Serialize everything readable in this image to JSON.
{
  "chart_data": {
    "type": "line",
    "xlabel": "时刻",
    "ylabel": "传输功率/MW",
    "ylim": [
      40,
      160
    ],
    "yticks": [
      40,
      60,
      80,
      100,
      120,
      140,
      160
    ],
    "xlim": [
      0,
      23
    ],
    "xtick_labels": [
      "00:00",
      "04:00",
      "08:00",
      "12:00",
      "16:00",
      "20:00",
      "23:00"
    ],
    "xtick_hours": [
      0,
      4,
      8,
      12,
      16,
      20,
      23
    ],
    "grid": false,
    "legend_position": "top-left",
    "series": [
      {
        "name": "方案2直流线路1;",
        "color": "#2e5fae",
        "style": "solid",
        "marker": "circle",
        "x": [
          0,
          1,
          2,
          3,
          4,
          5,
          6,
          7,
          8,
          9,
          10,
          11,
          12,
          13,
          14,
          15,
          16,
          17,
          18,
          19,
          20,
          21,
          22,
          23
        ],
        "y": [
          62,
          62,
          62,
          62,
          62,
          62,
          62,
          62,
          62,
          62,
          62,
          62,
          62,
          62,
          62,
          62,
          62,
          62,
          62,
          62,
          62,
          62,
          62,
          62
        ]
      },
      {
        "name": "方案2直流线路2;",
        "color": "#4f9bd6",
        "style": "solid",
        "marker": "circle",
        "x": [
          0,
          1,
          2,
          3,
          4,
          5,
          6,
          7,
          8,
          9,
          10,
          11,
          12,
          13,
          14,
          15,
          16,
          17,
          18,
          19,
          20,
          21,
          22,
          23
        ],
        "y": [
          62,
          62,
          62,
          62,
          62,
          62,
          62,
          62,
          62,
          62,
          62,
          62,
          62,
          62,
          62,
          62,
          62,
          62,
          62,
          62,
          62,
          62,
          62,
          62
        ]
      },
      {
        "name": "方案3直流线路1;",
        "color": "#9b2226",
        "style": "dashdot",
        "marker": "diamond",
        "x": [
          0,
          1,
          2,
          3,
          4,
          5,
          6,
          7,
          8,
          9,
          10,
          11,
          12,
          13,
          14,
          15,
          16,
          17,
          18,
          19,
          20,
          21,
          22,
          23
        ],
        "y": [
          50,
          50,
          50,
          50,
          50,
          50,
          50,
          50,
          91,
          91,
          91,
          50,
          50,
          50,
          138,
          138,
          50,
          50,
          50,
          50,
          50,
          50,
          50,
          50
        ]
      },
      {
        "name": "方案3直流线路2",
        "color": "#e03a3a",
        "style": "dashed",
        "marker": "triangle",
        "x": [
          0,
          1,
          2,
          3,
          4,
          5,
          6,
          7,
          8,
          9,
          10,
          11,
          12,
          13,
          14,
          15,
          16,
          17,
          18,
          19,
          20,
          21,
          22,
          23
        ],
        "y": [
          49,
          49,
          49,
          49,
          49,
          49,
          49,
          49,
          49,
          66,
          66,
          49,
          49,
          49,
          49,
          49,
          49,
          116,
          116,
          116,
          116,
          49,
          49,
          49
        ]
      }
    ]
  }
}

Exercise task: Extract the complete listing verbatim.

Answer to this task:
Serialize everything readable in this image to JSON.
{
  "chart_data": {
    "type": "line",
    "xlabel": "时刻",
    "ylabel": "传输功率/MW",
    "ylim": [
      40,
      160
    ],
    "yticks": [
      40,
      60,
      80,
      100,
      120,
      140,
      160
    ],
    "xlim": [
      0,
      23
    ],
    "xtick_labels": [
      "00:00",
      "04:00",
      "08:00",
      "12:00",
      "16:00",
      "20:00",
      "23:00"
    ],
    "xtick_hours": [
      0,
      4,
      8,
      12,
      16,
      20,
      23
    ],
    "grid": false,
    "legend_position": "top-left",
    "series": [
      {
        "name": "方案2直流线路1;",
        "color": "#2e5fae",
        "style": "solid",
        "marker": "circle",
        "x": [
          0,
          1,
          2,
          3,
          4,
          5,
          6,
          7,
          8,
          9,
          10,
          11,
          12,
          13,
          14,
          15,
          16,
          17,
          18,
          19,
          20,
          21,
          22,
          23
        ],
        "y": [
          62,
          62,
          62,
          62,
          62,
          62,
          62,
          62,
          62,
          62,
          62,
          62,
          62,
          62,
          62,
          62,
          62,
          62,
          62,
          62,
          62,
          62,
          62,
          62
        ]
      },
      {
        "name": "方案2直流线路2;",
        "color": "#4f9bd6",
        "style": "solid",
        "marker": "circle",
        "x": [
          0,
          1,
          2,
          3,
          4,
          5,
          6,
          7,
          8,
          9,
          10,
          11,
          12,
          13,
          14,
          15,
          16,
          17,
          18,
          19,
          20,
          21,
          22,
          23
        ],
        "y": [
          62,
          62,
          62,
          62,
          62,
          62,
          62,
          62,
          62,
          62,
          62,
          62,
          62,
          62,
          62,
          62,
          62,
          62,
          62,
          62,
          62,
          62,
          62,
          62
        ]
      },
      {
        "name": "方案3直流线路1;",
        "color": "#9b2226",
        "style": "dashdot",
        "marker": "diamond",
        "x": [
          0,
          1,
          2,
          3,
          4,
          5,
          6,
          7,
          8,
          9,
          10,
          11,
          12,
          13,
          14,
          15,
          16,
          17,
          18,
          19,
          20,
          21,
          22,
          23
        ],
        "y": [
          50,
          50,
          50,
          50,
          50,
          50,
          50,
          50,
          91,
          91,
          91,
          50,
          50,
          50,
          138,
          138,
          50,
          50,
          50,
          50,
          50,
          50,
          50,
          50
        ]
      },
      {
        "name": "方案3直流线路2",
        "color": "#e03a3a",
        "style": "dashed",
        "marker": "triangle",
        "x": [
          0,
          1,
          2,
          3,
          4,
          5,
          6,
          7,
          8,
          9,
          10,
          11,
          12,
          13,
          14,
          15,
          16,
          17,
          18,
          19,
          20,
          21,
          22,
          23
        ],
        "y": [
          49,
          49,
          49,
          49,
          49,
          49,
          49,
          49,
          49,
          66,
          66,
          49,
          49,
          49,
          49,
          49,
          49,
          116,
          116,
          116,
          116,
          49,
          49,
          49
        ]
      }
    ]
  }
}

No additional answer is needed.